-- start --
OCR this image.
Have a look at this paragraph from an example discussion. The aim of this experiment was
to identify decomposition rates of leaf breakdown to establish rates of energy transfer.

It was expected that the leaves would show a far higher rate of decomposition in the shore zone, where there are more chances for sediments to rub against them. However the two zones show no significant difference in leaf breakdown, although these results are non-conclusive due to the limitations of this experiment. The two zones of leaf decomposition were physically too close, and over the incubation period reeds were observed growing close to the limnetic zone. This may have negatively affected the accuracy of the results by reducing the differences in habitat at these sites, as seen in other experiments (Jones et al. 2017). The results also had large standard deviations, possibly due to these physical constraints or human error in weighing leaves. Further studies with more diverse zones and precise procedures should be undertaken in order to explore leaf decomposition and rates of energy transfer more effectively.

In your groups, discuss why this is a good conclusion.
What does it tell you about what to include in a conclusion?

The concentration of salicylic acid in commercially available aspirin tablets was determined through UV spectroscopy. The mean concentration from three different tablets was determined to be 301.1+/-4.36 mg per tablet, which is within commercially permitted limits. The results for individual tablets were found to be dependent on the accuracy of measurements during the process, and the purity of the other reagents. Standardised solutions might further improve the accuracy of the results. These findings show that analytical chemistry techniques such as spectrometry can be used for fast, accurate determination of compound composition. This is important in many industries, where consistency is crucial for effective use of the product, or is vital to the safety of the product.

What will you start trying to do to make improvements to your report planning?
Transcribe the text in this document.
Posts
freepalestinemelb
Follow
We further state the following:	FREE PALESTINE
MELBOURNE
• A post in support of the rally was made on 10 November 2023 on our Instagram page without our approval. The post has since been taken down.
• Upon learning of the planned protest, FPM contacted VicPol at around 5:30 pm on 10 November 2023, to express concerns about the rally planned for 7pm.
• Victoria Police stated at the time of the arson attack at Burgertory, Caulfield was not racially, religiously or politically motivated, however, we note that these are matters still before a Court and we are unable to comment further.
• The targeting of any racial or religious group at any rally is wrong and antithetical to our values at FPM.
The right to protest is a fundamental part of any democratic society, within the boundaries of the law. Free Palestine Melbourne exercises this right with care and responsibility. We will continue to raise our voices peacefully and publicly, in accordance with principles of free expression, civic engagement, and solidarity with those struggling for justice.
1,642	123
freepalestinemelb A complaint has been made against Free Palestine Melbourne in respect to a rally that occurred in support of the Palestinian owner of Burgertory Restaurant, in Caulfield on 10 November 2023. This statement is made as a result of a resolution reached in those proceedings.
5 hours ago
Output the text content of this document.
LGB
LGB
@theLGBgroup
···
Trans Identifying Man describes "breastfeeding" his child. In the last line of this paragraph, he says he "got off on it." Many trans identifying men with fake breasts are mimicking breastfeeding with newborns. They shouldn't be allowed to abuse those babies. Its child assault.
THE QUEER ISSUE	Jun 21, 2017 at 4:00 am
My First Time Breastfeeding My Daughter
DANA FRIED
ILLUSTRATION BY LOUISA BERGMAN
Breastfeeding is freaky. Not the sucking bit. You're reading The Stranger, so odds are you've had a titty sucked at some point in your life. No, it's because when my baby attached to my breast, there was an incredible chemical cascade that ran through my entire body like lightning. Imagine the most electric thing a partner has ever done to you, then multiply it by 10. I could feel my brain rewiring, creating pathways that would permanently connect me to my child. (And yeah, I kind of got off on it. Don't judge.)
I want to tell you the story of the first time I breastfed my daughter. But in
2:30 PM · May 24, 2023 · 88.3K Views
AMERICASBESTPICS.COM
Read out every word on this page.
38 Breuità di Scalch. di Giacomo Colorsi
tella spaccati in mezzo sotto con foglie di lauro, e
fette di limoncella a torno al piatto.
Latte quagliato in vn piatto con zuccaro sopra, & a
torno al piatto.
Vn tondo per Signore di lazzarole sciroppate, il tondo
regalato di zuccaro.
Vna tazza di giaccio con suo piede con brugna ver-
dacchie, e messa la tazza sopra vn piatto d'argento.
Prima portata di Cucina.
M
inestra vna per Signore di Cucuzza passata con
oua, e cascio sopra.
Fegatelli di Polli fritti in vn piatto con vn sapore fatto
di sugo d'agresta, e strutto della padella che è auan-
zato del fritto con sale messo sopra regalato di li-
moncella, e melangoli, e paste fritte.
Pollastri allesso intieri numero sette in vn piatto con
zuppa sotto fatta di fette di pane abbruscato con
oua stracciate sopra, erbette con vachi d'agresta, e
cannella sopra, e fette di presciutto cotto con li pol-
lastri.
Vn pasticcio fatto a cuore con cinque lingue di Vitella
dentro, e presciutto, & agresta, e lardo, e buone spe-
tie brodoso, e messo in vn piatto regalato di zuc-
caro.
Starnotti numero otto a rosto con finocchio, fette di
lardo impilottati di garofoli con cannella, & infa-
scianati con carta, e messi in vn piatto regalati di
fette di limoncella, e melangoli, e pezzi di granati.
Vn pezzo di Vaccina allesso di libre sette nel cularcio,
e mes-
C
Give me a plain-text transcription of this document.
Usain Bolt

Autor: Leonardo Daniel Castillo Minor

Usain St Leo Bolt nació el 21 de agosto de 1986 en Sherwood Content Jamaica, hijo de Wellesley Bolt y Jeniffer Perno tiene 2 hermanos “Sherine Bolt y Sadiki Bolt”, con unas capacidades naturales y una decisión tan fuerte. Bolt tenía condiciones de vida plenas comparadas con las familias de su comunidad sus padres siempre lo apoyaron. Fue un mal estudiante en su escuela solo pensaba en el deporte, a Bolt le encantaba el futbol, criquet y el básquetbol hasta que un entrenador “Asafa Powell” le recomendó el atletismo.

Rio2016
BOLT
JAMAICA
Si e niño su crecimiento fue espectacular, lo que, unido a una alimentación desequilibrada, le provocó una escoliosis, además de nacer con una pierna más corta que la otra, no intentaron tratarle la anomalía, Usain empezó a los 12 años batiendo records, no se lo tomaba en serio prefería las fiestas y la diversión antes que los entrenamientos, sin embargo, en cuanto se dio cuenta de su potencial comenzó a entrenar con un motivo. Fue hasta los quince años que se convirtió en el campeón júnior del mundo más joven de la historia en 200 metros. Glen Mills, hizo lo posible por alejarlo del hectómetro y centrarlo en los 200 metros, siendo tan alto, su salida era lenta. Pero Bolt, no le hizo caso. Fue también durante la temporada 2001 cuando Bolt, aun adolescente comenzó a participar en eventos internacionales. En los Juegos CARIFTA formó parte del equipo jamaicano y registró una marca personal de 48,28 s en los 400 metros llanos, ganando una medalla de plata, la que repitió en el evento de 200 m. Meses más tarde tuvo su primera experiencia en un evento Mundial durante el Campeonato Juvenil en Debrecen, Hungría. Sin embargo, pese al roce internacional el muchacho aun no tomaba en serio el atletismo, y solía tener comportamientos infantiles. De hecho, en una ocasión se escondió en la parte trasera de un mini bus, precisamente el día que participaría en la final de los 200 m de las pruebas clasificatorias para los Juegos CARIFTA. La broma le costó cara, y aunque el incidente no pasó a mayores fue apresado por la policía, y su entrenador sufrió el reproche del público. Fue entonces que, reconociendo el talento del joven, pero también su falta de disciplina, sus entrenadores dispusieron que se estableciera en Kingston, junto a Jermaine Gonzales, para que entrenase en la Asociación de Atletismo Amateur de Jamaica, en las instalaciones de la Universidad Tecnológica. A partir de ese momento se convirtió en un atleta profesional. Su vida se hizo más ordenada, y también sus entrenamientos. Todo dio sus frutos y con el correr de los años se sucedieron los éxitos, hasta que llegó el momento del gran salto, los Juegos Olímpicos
-- end --
# [Exercise prompt]
Find every line that holds "from" and copy it.

# [Result of this task]
Have a look at this paragraph from an example discussion. The aim of this experiment was
The concentration of salicylic acid in commercially available aspirin tablets was determined through UV spectroscopy. The mean concentration from three different tablets was determined to be 301.1+/-4.36 mg per tablet, which is within commercially permitted limits. The results for individual tablets were found to be dependent on the accuracy of measurements during the process, and the purity of the other reagents. Standardised solutions might further improve the accuracy of the results. These findings show that analytical chemistry techniques such as spectrometry can be used for fast, accurate determination of compound composition. This is important in many industries, where consistency is crucial for effective use of the product, or is vital to the safety of the product.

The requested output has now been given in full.